• **Data rows**:
▬▬▬▬▬▬▬▬▬▬

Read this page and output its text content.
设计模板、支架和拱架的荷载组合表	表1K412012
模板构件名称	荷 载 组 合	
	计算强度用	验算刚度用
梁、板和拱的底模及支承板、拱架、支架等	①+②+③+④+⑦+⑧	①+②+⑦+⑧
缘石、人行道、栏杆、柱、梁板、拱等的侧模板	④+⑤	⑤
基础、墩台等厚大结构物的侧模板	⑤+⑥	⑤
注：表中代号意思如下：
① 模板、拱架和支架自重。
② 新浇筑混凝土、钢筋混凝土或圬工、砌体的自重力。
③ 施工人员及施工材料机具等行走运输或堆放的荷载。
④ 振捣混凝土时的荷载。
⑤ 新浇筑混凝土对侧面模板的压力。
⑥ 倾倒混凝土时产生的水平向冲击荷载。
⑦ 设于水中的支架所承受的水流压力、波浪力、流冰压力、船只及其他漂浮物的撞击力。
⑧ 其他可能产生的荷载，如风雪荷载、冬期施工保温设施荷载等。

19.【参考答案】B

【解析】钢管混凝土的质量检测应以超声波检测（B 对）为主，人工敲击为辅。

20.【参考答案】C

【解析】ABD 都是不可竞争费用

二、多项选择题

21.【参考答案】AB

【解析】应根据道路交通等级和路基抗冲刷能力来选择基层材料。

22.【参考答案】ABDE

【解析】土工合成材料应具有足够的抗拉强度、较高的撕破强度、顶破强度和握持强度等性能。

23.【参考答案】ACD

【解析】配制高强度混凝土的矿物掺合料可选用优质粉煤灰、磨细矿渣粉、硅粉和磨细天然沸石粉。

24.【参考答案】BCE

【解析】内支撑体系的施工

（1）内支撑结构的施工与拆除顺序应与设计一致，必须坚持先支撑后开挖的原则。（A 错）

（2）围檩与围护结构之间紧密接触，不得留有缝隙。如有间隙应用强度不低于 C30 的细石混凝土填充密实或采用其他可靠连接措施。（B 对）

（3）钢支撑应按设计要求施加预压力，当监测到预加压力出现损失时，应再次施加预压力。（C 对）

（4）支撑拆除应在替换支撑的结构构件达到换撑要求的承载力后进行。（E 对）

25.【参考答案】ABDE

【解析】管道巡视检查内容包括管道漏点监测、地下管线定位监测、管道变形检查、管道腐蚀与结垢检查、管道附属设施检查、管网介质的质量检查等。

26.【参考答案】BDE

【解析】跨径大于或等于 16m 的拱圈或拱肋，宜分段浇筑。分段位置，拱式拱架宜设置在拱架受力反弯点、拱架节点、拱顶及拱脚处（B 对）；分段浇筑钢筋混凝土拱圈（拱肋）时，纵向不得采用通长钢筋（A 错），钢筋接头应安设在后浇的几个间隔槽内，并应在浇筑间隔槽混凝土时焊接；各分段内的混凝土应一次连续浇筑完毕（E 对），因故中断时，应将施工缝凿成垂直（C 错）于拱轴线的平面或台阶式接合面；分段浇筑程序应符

▬▬▬▬▬▬▬▬▬▬

Print all of the entries exactly as they are written.

Read this page and output its text content.
设计模板、支架和拱架的荷载组合表	表1K412012
模板构件名称	荷 载 组 合	
	计算强度用	验算刚度用
梁、板和拱的底模及支承板、拱架、支架等	①+②+③+④+⑦+⑧	①+②+⑦+⑧
缘石、人行道、栏杆、柱、梁板、拱等的侧模板	④+⑤	⑤
基础、墩台等厚大结构物的侧模板	⑤+⑥	⑤
注：表中代号意思如下：
① 模板、拱架和支架自重。
② 新浇筑混凝土、钢筋混凝土或圬工、砌体的自重力。
③ 施工人员及施工材料机具等行走运输或堆放的荷载。
④ 振捣混凝土时的荷载。
⑤ 新浇筑混凝土对侧面模板的压力。
⑥ 倾倒混凝土时产生的水平向冲击荷载。
⑦ 设于水中的支架所承受的水流压力、波浪力、流冰压力、船只及其他漂浮物的撞击力。
⑧ 其他可能产生的荷载，如风雪荷载、冬期施工保温设施荷载等。

19.【参考答案】B

【解析】钢管混凝土的质量检测应以超声波检测（B 对）为主，人工敲击为辅。

20.【参考答案】C

【解析】ABD 都是不可竞争费用

二、多项选择题

21.【参考答案】AB

【解析】应根据道路交通等级和路基抗冲刷能力来选择基层材料。

22.【参考答案】ABDE

【解析】土工合成材料应具有足够的抗拉强度、较高的撕破强度、顶破强度和握持强度等性能。

23.【参考答案】ACD

【解析】配制高强度混凝土的矿物掺合料可选用优质粉煤灰、磨细矿渣粉、硅粉和磨细天然沸石粉。

24.【参考答案】BCE

【解析】内支撑体系的施工

（1）内支撑结构的施工与拆除顺序应与设计一致，必须坚持先支撑后开挖的原则。（A 错）

（2）围檩与围护结构之间紧密接触，不得留有缝隙。如有间隙应用强度不低于 C30 的细石混凝土填充密实或采用其他可靠连接措施。（B 对）

（3）钢支撑应按设计要求施加预压力，当监测到预加压力出现损失时，应再次施加预压力。（C 对）

（4）支撑拆除应在替换支撑的结构构件达到换撑要求的承载力后进行。（E 对）

25.【参考答案】ABDE

【解析】管道巡视检查内容包括管道漏点监测、地下管线定位监测、管道变形检查、管道腐蚀与结垢检查、管道附属设施检查、管网介质的质量检查等。

26.【参考答案】BDE

【解析】跨径大于或等于 16m 的拱圈或拱肋，宜分段浇筑。分段位置，拱式拱架宜设置在拱架受力反弯点、拱架节点、拱顶及拱脚处（B 对）；分段浇筑钢筋混凝土拱圈（拱肋）时，纵向不得采用通长钢筋（A 错），钢筋接头应安设在后浇的几个间隔槽内，并应在浇筑间隔槽混凝土时焊接；各分段内的混凝土应一次连续浇筑完毕（E 对），因故中断时，应将施工缝凿成垂直（C 错）于拱轴线的平面或台阶式接合面；分段浇筑程序应符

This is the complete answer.